- PROVIDED RECORDS
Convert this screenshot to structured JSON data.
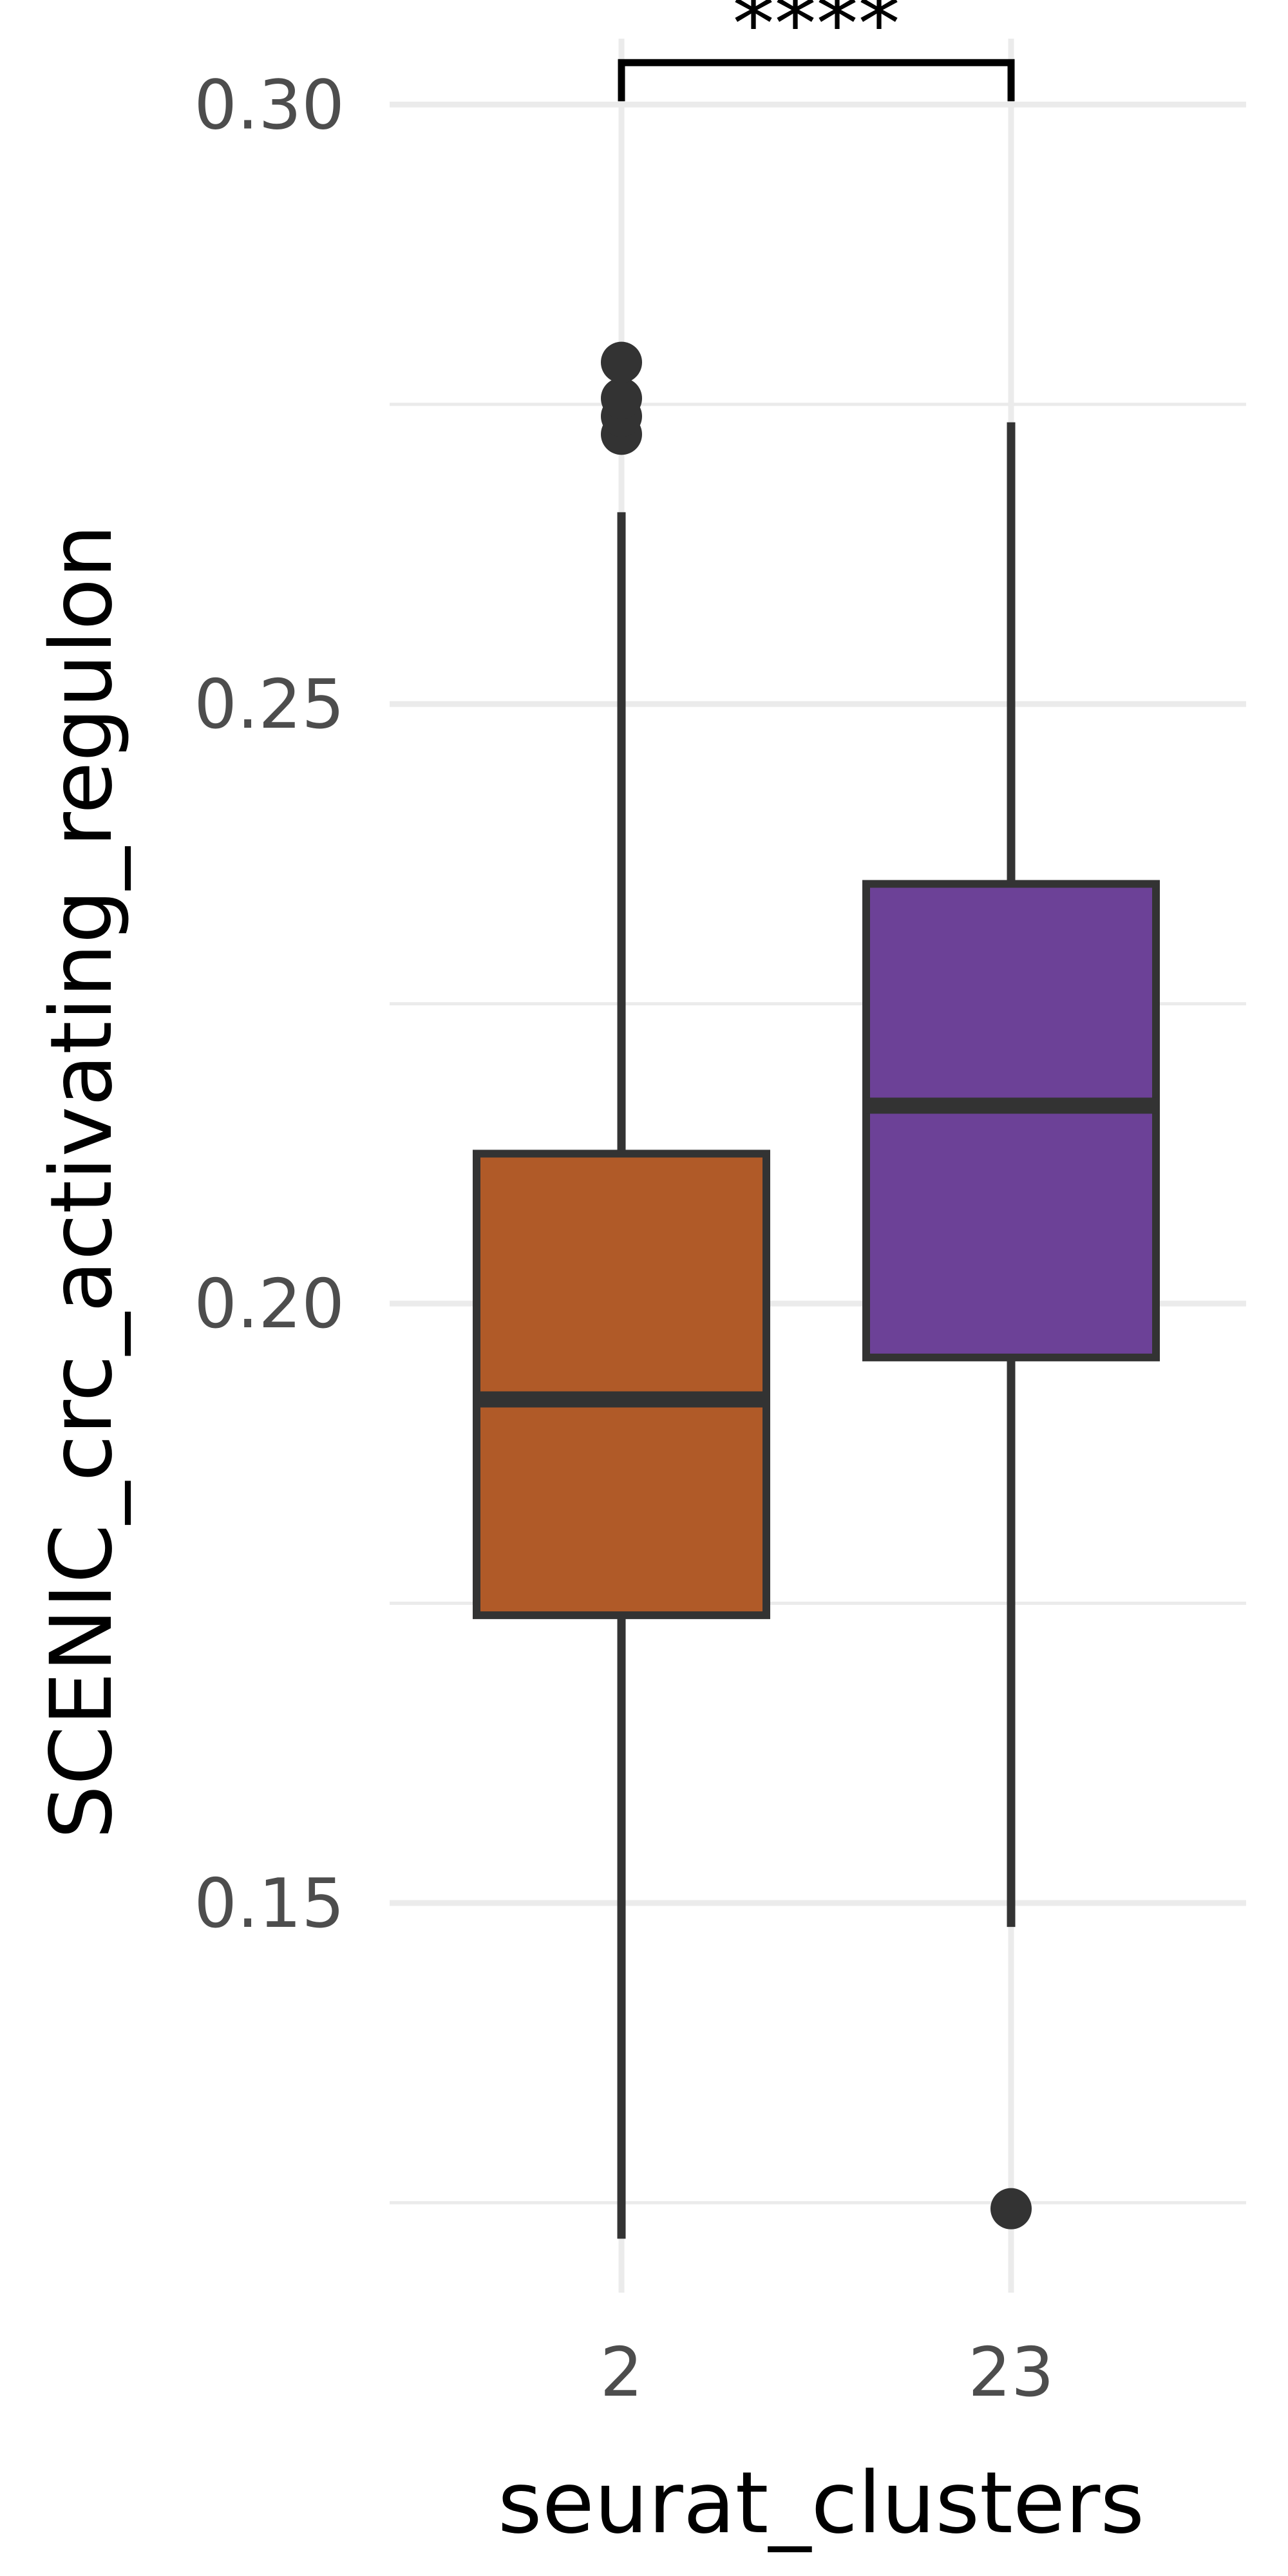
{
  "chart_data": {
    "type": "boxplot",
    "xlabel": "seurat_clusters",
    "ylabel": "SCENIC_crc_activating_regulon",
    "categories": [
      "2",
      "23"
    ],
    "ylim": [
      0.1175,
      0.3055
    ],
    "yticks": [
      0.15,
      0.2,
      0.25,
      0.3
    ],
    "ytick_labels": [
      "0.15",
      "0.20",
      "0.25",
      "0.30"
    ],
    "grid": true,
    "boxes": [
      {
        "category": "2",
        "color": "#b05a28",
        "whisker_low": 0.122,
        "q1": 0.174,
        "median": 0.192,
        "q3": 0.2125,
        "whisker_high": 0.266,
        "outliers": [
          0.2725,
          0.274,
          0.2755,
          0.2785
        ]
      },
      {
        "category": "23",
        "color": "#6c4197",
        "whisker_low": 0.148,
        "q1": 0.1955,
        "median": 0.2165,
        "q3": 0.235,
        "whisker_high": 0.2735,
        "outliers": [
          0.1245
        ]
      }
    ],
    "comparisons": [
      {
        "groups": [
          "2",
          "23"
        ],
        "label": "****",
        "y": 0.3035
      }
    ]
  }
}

- WHAT THE TASK ASKS
Set down all the data again exactly as above, pictures excluded.

- ANSWER TO THIS EXERCISE
Convert this screenshot to structured JSON data.
{
  "chart_data": {
    "type": "boxplot",
    "xlabel": "seurat_clusters",
    "ylabel": "SCENIC_crc_activating_regulon",
    "categories": [
      "2",
      "23"
    ],
    "ylim": [
      0.1175,
      0.3055
    ],
    "yticks": [
      0.15,
      0.2,
      0.25,
      0.3
    ],
    "ytick_labels": [
      "0.15",
      "0.20",
      "0.25",
      "0.30"
    ],
    "grid": true,
    "boxes": [
      {
        "category": "2",
        "color": "#b05a28",
        "whisker_low": 0.122,
        "q1": 0.174,
        "median": 0.192,
        "q3": 0.2125,
        "whisker_high": 0.266,
        "outliers": [
          0.2725,
          0.274,
          0.2755,
          0.2785
        ]
      },
      {
        "category": "23",
        "color": "#6c4197",
        "whisker_low": 0.148,
        "q1": 0.1955,
        "median": 0.2165,
        "q3": 0.235,
        "whisker_high": 0.2735,
        "outliers": [
          0.1245
        ]
      }
    ],
    "comparisons": [
      {
        "groups": [
          "2",
          "23"
        ],
        "label": "****",
        "y": 0.3035
      }
    ]
  }
}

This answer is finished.